## Start EXTRACTED INFORMATION

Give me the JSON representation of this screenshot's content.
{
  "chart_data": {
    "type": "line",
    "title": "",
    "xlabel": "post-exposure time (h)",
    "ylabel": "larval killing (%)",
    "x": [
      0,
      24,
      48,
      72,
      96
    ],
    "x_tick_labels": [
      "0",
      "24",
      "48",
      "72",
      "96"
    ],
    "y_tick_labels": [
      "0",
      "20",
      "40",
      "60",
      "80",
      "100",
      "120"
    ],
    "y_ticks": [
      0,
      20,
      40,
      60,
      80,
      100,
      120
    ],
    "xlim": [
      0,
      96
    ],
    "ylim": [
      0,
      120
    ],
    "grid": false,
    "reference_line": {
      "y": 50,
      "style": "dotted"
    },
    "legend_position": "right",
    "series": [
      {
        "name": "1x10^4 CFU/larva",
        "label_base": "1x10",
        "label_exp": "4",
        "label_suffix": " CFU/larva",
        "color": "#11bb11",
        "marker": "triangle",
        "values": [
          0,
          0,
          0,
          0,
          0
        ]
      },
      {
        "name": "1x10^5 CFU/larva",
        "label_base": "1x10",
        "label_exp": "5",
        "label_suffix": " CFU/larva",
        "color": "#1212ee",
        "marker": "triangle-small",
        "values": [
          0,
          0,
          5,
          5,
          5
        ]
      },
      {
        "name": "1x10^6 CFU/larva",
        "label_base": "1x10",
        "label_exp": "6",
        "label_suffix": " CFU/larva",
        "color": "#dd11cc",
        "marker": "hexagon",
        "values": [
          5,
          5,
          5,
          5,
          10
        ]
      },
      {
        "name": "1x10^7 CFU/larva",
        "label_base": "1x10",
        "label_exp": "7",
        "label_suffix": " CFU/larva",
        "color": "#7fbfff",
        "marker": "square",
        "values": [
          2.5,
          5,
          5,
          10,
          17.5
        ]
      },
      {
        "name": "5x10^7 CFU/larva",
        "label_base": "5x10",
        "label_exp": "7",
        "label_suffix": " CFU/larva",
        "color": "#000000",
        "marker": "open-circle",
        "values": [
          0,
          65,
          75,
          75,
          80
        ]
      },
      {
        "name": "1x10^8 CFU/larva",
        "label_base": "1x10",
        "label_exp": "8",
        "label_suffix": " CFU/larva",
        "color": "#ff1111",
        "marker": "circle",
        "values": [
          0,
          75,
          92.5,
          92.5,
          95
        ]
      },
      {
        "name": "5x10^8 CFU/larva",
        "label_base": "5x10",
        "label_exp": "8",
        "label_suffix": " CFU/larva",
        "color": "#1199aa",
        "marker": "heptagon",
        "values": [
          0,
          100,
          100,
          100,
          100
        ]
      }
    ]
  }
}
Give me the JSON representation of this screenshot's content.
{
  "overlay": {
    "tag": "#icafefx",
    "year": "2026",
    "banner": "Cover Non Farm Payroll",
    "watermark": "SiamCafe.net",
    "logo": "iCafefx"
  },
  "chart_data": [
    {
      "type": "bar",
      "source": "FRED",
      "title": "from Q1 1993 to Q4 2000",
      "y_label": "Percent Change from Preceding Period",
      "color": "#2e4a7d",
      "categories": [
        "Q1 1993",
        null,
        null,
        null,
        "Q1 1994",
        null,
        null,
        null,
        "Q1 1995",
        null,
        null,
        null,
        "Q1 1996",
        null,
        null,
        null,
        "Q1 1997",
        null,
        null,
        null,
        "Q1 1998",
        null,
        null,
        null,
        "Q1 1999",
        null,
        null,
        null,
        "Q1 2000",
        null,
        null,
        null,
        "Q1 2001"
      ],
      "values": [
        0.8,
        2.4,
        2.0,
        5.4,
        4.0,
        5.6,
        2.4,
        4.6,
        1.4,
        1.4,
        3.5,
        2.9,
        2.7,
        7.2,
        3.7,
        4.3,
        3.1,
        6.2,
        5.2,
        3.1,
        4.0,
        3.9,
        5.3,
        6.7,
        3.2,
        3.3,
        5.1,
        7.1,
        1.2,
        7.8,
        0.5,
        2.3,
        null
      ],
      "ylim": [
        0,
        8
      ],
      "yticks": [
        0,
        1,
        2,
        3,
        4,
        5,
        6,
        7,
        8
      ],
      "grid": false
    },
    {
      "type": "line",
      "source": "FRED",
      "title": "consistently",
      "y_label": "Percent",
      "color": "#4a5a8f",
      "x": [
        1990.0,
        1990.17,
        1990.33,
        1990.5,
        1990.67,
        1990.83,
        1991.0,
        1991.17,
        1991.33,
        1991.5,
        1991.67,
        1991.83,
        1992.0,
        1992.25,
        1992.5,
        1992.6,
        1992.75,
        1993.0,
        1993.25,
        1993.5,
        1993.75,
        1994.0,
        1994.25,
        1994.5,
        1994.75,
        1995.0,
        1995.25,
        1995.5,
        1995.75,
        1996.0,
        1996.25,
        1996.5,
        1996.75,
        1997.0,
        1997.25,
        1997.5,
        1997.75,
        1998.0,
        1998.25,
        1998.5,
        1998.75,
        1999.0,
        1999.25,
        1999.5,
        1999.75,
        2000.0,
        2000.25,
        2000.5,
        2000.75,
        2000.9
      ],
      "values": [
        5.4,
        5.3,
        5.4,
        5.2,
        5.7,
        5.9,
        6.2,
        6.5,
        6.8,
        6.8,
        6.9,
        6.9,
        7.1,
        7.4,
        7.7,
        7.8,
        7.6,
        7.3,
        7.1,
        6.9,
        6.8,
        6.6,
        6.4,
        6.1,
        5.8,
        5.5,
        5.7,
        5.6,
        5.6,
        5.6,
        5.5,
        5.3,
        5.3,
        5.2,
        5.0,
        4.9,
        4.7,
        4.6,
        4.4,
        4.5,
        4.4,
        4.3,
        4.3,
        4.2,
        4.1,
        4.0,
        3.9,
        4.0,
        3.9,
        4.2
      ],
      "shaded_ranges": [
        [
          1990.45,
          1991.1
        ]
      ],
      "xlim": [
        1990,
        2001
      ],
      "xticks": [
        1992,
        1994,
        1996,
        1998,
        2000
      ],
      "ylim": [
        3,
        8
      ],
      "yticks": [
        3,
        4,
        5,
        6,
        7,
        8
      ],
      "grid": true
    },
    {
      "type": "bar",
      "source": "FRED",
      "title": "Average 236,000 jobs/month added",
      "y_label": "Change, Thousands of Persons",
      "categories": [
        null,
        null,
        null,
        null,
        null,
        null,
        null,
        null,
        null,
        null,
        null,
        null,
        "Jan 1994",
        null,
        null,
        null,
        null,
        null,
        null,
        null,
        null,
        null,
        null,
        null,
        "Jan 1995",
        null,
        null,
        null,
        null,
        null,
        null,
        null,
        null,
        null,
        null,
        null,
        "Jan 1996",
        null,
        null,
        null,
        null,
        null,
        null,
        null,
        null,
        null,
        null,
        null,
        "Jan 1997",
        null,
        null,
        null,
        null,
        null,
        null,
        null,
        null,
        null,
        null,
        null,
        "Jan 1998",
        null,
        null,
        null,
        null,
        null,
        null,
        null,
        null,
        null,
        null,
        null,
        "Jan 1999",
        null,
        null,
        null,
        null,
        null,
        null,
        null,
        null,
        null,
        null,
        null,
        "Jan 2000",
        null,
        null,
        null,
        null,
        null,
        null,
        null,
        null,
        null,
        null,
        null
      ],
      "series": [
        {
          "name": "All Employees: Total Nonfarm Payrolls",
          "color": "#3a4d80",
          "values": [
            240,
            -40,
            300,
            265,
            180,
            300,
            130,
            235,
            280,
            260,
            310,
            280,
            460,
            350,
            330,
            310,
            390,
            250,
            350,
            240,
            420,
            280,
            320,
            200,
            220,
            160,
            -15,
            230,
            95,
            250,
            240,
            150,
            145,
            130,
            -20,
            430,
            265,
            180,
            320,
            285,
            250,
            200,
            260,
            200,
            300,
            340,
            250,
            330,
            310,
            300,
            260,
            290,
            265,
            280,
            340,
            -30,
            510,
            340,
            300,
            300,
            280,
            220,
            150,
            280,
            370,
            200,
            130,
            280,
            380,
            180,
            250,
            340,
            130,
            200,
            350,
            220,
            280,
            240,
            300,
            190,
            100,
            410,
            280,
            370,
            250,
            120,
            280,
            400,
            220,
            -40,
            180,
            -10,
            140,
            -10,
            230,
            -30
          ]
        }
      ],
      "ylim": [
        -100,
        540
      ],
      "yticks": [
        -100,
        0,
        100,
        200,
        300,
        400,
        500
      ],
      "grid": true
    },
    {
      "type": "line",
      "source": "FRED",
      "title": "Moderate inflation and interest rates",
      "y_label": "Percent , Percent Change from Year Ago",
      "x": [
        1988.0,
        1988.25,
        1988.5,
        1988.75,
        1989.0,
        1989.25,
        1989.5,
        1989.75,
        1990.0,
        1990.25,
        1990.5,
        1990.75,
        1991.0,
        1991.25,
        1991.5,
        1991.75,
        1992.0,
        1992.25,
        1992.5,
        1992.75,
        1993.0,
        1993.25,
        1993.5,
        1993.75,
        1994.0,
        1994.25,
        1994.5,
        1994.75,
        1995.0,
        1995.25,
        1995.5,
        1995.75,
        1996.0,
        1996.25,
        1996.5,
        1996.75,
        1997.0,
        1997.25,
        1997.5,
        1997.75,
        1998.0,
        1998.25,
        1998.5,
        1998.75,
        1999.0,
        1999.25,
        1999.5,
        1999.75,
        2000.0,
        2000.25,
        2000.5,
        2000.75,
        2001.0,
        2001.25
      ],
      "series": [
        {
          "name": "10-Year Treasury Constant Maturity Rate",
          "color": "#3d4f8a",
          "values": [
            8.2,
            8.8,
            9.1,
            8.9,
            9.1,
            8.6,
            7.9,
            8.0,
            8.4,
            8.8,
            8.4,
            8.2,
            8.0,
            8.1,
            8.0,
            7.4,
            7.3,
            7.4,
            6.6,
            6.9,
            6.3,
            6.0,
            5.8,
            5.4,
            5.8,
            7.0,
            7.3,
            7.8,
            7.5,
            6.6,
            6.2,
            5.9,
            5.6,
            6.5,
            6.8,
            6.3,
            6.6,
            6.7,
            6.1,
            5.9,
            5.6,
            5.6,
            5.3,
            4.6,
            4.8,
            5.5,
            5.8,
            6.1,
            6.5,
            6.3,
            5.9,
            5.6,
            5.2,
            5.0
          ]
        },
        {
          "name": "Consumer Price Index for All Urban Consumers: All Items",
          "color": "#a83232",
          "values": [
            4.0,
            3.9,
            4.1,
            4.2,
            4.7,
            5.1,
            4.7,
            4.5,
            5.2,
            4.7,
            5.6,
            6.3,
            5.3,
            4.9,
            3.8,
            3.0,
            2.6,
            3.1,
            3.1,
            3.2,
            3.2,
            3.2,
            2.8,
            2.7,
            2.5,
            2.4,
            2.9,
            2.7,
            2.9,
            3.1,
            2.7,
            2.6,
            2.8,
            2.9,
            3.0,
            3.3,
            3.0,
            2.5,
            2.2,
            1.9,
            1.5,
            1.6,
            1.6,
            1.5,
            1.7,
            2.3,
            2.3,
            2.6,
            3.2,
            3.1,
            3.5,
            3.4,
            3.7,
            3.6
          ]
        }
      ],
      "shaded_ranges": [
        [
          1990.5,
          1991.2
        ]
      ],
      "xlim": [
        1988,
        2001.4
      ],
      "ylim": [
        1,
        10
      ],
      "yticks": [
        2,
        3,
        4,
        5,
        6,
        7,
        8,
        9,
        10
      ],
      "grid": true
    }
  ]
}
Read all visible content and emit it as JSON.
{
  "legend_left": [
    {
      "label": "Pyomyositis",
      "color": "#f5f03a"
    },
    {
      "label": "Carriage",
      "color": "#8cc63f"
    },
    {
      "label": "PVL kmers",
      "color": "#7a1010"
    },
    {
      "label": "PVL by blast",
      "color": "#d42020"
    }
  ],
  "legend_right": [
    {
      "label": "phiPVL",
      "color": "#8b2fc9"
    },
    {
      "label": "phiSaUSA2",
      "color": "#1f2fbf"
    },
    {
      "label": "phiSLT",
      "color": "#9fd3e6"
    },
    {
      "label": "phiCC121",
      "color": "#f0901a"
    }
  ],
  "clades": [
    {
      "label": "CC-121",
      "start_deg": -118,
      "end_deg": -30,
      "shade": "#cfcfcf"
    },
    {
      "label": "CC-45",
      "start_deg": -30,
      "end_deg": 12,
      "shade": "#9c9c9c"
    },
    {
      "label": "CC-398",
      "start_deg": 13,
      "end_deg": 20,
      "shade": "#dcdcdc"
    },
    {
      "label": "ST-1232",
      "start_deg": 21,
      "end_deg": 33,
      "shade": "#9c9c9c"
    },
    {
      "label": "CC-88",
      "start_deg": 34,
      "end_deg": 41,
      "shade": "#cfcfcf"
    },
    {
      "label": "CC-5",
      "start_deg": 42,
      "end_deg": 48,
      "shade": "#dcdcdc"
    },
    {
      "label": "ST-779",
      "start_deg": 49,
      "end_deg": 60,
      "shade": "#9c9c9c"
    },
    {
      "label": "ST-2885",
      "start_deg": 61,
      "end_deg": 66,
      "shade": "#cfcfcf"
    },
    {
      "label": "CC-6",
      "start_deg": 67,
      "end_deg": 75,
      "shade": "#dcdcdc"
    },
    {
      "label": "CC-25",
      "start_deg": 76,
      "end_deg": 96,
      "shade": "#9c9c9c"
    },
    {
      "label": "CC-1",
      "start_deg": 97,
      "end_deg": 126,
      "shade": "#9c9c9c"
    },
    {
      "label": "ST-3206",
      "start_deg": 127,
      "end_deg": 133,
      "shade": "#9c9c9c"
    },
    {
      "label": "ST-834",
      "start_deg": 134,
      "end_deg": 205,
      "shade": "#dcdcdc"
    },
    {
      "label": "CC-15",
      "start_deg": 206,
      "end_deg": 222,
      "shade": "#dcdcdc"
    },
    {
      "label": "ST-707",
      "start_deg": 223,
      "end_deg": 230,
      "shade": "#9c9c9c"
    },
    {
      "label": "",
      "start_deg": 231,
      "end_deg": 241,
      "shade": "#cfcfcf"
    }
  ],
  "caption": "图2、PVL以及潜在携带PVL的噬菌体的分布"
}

## End EXTRACTED INFORMATION

- _EXERCISE DIRECTIONS_: Reproduce each line of the entries in which the word "Percent" is found.

- _FINAL RESULT_:
      "y_label": "Percent Change from Preceding Period",
      "y_label": "Percent",
      "y_label": "Percent , Percent Change from Year Ago",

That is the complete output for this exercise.